EXTRACTED INFORMATION:
***

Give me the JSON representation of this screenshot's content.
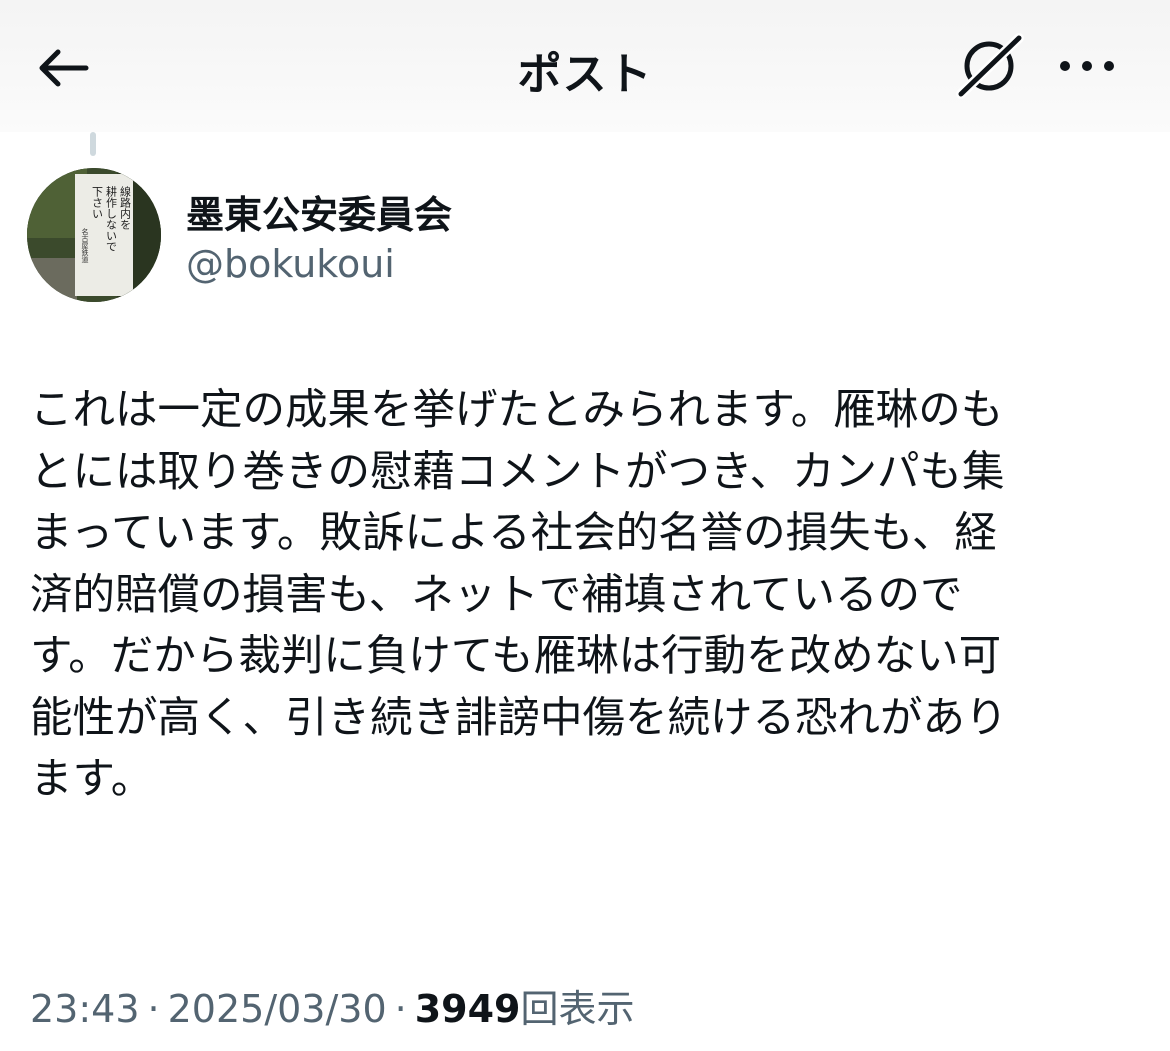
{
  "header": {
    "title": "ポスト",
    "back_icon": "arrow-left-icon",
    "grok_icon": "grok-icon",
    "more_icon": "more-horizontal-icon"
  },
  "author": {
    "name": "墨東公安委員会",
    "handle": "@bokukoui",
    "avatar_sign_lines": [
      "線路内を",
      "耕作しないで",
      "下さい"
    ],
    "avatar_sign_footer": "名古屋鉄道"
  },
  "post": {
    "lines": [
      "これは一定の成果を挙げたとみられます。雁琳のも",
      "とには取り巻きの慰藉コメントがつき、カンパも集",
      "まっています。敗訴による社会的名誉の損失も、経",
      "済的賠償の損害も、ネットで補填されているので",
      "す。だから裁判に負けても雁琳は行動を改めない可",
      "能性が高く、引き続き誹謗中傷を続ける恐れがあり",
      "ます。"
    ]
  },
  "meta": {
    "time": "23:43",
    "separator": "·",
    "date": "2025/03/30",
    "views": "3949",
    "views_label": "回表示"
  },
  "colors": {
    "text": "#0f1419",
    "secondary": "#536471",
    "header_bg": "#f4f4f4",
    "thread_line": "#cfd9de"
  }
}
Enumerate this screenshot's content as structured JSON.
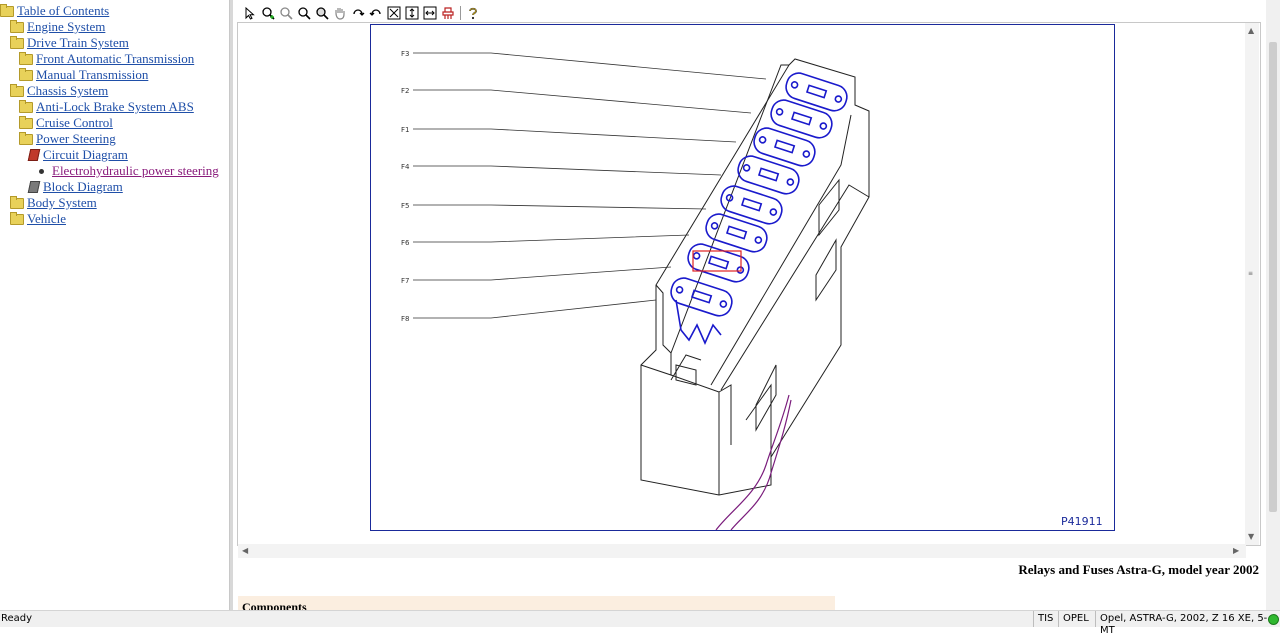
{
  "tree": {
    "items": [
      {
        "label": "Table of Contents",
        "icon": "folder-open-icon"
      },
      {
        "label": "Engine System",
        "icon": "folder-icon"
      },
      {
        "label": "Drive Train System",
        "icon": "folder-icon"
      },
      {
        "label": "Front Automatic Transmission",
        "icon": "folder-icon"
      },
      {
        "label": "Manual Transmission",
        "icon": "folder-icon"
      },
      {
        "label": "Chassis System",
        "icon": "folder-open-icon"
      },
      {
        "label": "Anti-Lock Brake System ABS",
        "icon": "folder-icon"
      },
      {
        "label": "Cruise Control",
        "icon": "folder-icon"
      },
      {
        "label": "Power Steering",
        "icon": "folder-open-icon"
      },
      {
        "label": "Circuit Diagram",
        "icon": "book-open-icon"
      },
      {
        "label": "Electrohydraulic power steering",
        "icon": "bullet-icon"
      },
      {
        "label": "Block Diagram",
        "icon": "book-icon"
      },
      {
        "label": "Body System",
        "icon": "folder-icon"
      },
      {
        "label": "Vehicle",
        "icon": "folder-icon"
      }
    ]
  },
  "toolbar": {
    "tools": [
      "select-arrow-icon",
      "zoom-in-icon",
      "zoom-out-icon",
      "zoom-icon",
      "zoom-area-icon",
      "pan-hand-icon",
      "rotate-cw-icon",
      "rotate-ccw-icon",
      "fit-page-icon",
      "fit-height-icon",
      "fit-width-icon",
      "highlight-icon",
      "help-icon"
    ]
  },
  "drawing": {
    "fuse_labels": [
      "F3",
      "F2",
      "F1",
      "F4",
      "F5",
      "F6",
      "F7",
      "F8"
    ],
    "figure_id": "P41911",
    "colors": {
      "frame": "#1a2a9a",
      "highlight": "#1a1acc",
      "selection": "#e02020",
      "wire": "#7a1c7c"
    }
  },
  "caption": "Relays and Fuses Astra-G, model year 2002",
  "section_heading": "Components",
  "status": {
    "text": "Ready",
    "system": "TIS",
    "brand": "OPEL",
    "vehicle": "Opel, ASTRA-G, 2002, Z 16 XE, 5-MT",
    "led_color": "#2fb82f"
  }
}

***

Transcribe the material as is, with images omitted.

Give me the JSON representation of this screenshot's content.
{
  "header": {
    "title": "ポスト",
    "back_icon": "arrow-left-icon",
    "grok_icon": "grok-icon",
    "more_icon": "more-horizontal-icon"
  },
  "author": {
    "name": "墨東公安委員会",
    "handle": "@bokukoui",
    "avatar_sign_lines": [
      "線路内を",
      "耕作しないで",
      "下さい"
    ],
    "avatar_sign_footer": "名古屋鉄道"
  },
  "post": {
    "lines": [
      "これは一定の成果を挙げたとみられます。雁琳のも",
      "とには取り巻きの慰藉コメントがつき、カンパも集",
      "まっています。敗訴による社会的名誉の損失も、経",
      "済的賠償の損害も、ネットで補填されているので",
      "す。だから裁判に負けても雁琳は行動を改めない可",
      "能性が高く、引き続き誹謗中傷を続ける恐れがあり",
      "ます。"
    ]
  },
  "meta": {
    "time": "23:43",
    "separator": "·",
    "date": "2025/03/30",
    "views": "3949",
    "views_label": "回表示"
  },
  "colors": {
    "text": "#0f1419",
    "secondary": "#536471",
    "header_bg": "#f4f4f4",
    "thread_line": "#cfd9de"
  }
}
Enumerate this screenshot's content as structured JSON.
{
  "tree": {
    "items": [
      {
        "label": "Table of Contents",
        "icon": "folder-open-icon"
      },
      {
        "label": "Engine System",
        "icon": "folder-icon"
      },
      {
        "label": "Drive Train System",
        "icon": "folder-icon"
      },
      {
        "label": "Front Automatic Transmission",
        "icon": "folder-icon"
      },
      {
        "label": "Manual Transmission",
        "icon": "folder-icon"
      },
      {
        "label": "Chassis System",
        "icon": "folder-open-icon"
      },
      {
        "label": "Anti-Lock Brake System ABS",
        "icon": "folder-icon"
      },
      {
        "label": "Cruise Control",
        "icon": "folder-icon"
      },
      {
        "label": "Power Steering",
        "icon": "folder-open-icon"
      },
      {
        "label": "Circuit Diagram",
        "icon": "book-open-icon"
      },
      {
        "label": "Electrohydraulic power steering",
        "icon": "bullet-icon"
      },
      {
        "label": "Block Diagram",
        "icon": "book-icon"
      },
      {
        "label": "Body System",
        "icon": "folder-icon"
      },
      {
        "label": "Vehicle",
        "icon": "folder-icon"
      }
    ]
  },
  "toolbar": {
    "tools": [
      "select-arrow-icon",
      "zoom-in-icon",
      "zoom-out-icon",
      "zoom-icon",
      "zoom-area-icon",
      "pan-hand-icon",
      "rotate-cw-icon",
      "rotate-ccw-icon",
      "fit-page-icon",
      "fit-height-icon",
      "fit-width-icon",
      "highlight-icon",
      "help-icon"
    ]
  },
  "drawing": {
    "fuse_labels": [
      "F3",
      "F2",
      "F1",
      "F4",
      "F5",
      "F6",
      "F7",
      "F8"
    ],
    "figure_id": "P41911",
    "colors": {
      "frame": "#1a2a9a",
      "highlight": "#1a1acc",
      "selection": "#e02020",
      "wire": "#7a1c7c"
    }
  },
  "caption": "Relays and Fuses Astra-G, model year 2002",
  "section_heading": "Components",
  "status": {
    "text": "Ready",
    "system": "TIS",
    "brand": "OPEL",
    "vehicle": "Opel, ASTRA-G, 2002, Z 16 XE, 5-MT",
    "led_color": "#2fb82f"
  }
}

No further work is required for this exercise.